**Problem:** The entries below contain pictures. Retype everything except those pictures, exactly as given.

**Records:**
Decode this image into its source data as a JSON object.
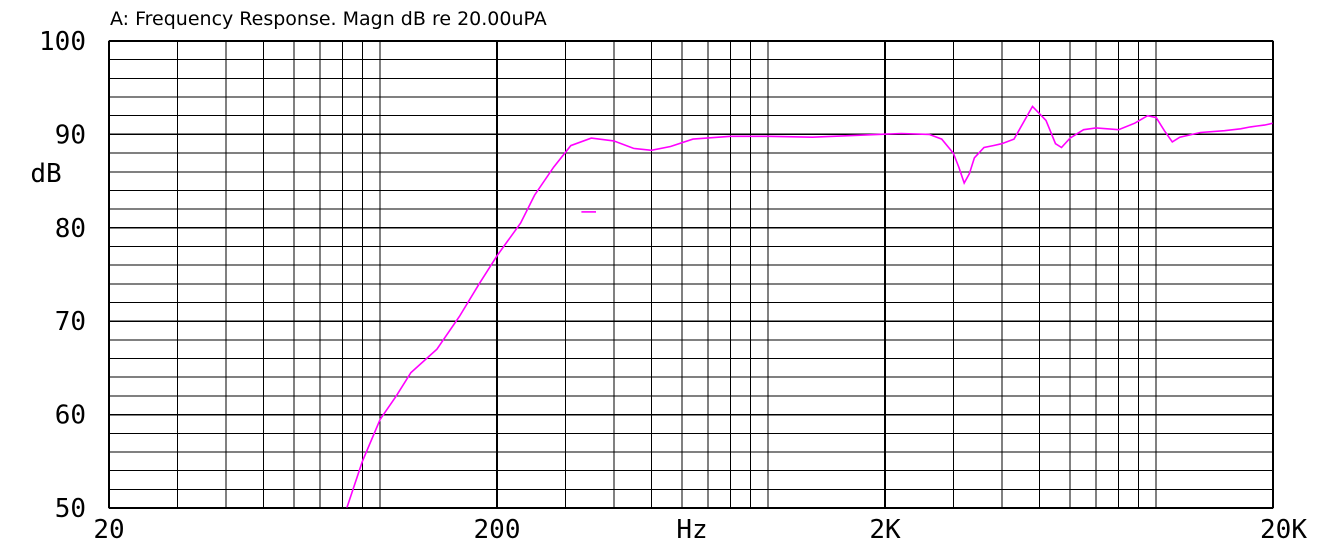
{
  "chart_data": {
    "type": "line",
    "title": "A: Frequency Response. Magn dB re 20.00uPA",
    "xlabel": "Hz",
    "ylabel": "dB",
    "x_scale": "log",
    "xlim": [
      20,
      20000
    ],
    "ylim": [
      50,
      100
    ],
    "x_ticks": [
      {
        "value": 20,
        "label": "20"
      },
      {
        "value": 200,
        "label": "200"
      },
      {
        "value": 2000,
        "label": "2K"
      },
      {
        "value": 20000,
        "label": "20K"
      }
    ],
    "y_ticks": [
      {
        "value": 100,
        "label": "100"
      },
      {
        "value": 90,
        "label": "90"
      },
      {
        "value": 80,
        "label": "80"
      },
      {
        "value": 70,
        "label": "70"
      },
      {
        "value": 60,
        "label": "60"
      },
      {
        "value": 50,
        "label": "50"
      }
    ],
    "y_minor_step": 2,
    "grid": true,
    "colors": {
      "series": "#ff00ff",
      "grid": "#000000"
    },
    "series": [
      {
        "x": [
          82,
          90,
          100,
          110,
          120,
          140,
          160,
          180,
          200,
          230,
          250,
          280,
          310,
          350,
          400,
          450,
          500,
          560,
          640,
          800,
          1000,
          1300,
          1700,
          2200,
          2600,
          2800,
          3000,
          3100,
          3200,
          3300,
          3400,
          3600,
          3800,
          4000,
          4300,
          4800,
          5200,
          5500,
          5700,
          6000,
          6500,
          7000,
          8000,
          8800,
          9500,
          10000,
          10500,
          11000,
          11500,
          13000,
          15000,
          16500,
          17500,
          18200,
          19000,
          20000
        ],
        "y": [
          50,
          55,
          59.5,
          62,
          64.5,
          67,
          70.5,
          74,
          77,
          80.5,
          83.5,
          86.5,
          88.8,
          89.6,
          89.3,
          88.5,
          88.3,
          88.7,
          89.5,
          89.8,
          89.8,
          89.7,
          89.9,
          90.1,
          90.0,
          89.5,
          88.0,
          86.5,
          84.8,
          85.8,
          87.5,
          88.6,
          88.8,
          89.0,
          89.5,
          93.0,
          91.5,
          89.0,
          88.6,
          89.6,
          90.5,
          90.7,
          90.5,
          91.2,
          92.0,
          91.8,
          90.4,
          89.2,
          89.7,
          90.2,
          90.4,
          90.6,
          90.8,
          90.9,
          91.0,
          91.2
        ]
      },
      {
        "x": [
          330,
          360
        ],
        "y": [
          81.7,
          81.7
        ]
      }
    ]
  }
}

**Result of the task:**
Decode this image into its source data as a JSON object.
{
  "chart_data": {
    "type": "line",
    "title": "A: Frequency Response. Magn dB re 20.00uPA",
    "xlabel": "Hz",
    "ylabel": "dB",
    "x_scale": "log",
    "xlim": [
      20,
      20000
    ],
    "ylim": [
      50,
      100
    ],
    "x_ticks": [
      {
        "value": 20,
        "label": "20"
      },
      {
        "value": 200,
        "label": "200"
      },
      {
        "value": 2000,
        "label": "2K"
      },
      {
        "value": 20000,
        "label": "20K"
      }
    ],
    "y_ticks": [
      {
        "value": 100,
        "label": "100"
      },
      {
        "value": 90,
        "label": "90"
      },
      {
        "value": 80,
        "label": "80"
      },
      {
        "value": 70,
        "label": "70"
      },
      {
        "value": 60,
        "label": "60"
      },
      {
        "value": 50,
        "label": "50"
      }
    ],
    "y_minor_step": 2,
    "grid": true,
    "colors": {
      "series": "#ff00ff",
      "grid": "#000000"
    },
    "series": [
      {
        "x": [
          82,
          90,
          100,
          110,
          120,
          140,
          160,
          180,
          200,
          230,
          250,
          280,
          310,
          350,
          400,
          450,
          500,
          560,
          640,
          800,
          1000,
          1300,
          1700,
          2200,
          2600,
          2800,
          3000,
          3100,
          3200,
          3300,
          3400,
          3600,
          3800,
          4000,
          4300,
          4800,
          5200,
          5500,
          5700,
          6000,
          6500,
          7000,
          8000,
          8800,
          9500,
          10000,
          10500,
          11000,
          11500,
          13000,
          15000,
          16500,
          17500,
          18200,
          19000,
          20000
        ],
        "y": [
          50,
          55,
          59.5,
          62,
          64.5,
          67,
          70.5,
          74,
          77,
          80.5,
          83.5,
          86.5,
          88.8,
          89.6,
          89.3,
          88.5,
          88.3,
          88.7,
          89.5,
          89.8,
          89.8,
          89.7,
          89.9,
          90.1,
          90.0,
          89.5,
          88.0,
          86.5,
          84.8,
          85.8,
          87.5,
          88.6,
          88.8,
          89.0,
          89.5,
          93.0,
          91.5,
          89.0,
          88.6,
          89.6,
          90.5,
          90.7,
          90.5,
          91.2,
          92.0,
          91.8,
          90.4,
          89.2,
          89.7,
          90.2,
          90.4,
          90.6,
          90.8,
          90.9,
          91.0,
          91.2
        ]
      },
      {
        "x": [
          330,
          360
        ],
        "y": [
          81.7,
          81.7
        ]
      }
    ]
  }
}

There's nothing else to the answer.